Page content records
'''
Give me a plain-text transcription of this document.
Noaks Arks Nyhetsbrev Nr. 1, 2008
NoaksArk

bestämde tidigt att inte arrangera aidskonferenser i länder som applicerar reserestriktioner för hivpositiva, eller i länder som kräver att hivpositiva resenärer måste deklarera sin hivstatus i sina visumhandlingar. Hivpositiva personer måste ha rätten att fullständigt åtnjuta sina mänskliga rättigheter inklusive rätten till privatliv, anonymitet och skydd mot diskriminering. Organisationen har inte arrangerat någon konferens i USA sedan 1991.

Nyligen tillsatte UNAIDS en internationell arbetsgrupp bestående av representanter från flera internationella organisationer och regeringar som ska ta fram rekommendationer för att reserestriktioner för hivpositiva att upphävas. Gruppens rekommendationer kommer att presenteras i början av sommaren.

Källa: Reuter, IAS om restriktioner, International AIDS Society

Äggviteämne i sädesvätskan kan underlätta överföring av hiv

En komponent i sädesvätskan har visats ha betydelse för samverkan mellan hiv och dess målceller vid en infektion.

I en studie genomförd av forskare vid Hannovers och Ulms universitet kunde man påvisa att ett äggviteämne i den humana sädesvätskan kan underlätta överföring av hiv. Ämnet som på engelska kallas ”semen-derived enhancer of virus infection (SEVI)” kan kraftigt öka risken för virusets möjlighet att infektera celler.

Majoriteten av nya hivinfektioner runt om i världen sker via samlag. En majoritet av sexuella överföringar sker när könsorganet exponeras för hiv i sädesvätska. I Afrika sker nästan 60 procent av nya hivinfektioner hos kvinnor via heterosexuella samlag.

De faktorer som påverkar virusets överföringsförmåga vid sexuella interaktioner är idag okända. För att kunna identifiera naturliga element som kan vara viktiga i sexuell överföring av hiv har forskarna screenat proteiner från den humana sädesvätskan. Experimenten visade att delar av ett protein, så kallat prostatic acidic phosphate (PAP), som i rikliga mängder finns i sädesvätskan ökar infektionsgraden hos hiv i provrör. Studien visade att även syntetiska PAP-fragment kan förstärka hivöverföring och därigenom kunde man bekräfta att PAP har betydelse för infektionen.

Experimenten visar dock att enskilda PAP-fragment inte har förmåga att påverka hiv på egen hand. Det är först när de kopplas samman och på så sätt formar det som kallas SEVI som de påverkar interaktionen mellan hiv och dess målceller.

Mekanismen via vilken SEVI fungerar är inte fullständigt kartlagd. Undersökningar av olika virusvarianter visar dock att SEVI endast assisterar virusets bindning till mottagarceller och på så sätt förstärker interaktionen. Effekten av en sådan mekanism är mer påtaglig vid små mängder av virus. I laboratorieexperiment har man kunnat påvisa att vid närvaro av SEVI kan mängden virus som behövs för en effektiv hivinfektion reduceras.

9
'''
- TASK PROMPT -
Return the full data above, line for line.

- SOLUTION FOR THIS PROBLEM -
Give me a plain-text transcription of this document.
Noaks Arks Nyhetsbrev Nr. 1, 2008
NoaksArk

bestämde tidigt att inte arrangera aidskonferenser i länder som applicerar reserestriktioner för hivpositiva, eller i länder som kräver att hivpositiva resenärer måste deklarera sin hivstatus i sina visumhandlingar. Hivpositiva personer måste ha rätten att fullständigt åtnjuta sina mänskliga rättigheter inklusive rätten till privatliv, anonymitet och skydd mot diskriminering. Organisationen har inte arrangerat någon konferens i USA sedan 1991.

Nyligen tillsatte UNAIDS en internationell arbetsgrupp bestående av representanter från flera internationella organisationer och regeringar som ska ta fram rekommendationer för att reserestriktioner för hivpositiva att upphävas. Gruppens rekommendationer kommer att presenteras i början av sommaren.

Källa: Reuter, IAS om restriktioner, International AIDS Society

Äggviteämne i sädesvätskan kan underlätta överföring av hiv

En komponent i sädesvätskan har visats ha betydelse för samverkan mellan hiv och dess målceller vid en infektion.

I en studie genomförd av forskare vid Hannovers och Ulms universitet kunde man påvisa att ett äggviteämne i den humana sädesvätskan kan underlätta överföring av hiv. Ämnet som på engelska kallas ”semen-derived enhancer of virus infection (SEVI)” kan kraftigt öka risken för virusets möjlighet att infektera celler.

Majoriteten av nya hivinfektioner runt om i världen sker via samlag. En majoritet av sexuella överföringar sker när könsorganet exponeras för hiv i sädesvätska. I Afrika sker nästan 60 procent av nya hivinfektioner hos kvinnor via heterosexuella samlag.

De faktorer som påverkar virusets överföringsförmåga vid sexuella interaktioner är idag okända. För att kunna identifiera naturliga element som kan vara viktiga i sexuell överföring av hiv har forskarna screenat proteiner från den humana sädesvätskan. Experimenten visade att delar av ett protein, så kallat prostatic acidic phosphate (PAP), som i rikliga mängder finns i sädesvätskan ökar infektionsgraden hos hiv i provrör. Studien visade att även syntetiska PAP-fragment kan förstärka hivöverföring och därigenom kunde man bekräfta att PAP har betydelse för infektionen.

Experimenten visar dock att enskilda PAP-fragment inte har förmåga att påverka hiv på egen hand. Det är först när de kopplas samman och på så sätt formar det som kallas SEVI som de påverkar interaktionen mellan hiv och dess målceller.

Mekanismen via vilken SEVI fungerar är inte fullständigt kartlagd. Undersökningar av olika virusvarianter visar dock att SEVI endast assisterar virusets bindning till mottagarceller och på så sätt förstärker interaktionen. Effekten av en sådan mekanism är mer påtaglig vid små mängder av virus. I laboratorieexperiment har man kunnat påvisa att vid närvaro av SEVI kan mängden virus som behövs för en effektiv hivinfektion reduceras.

9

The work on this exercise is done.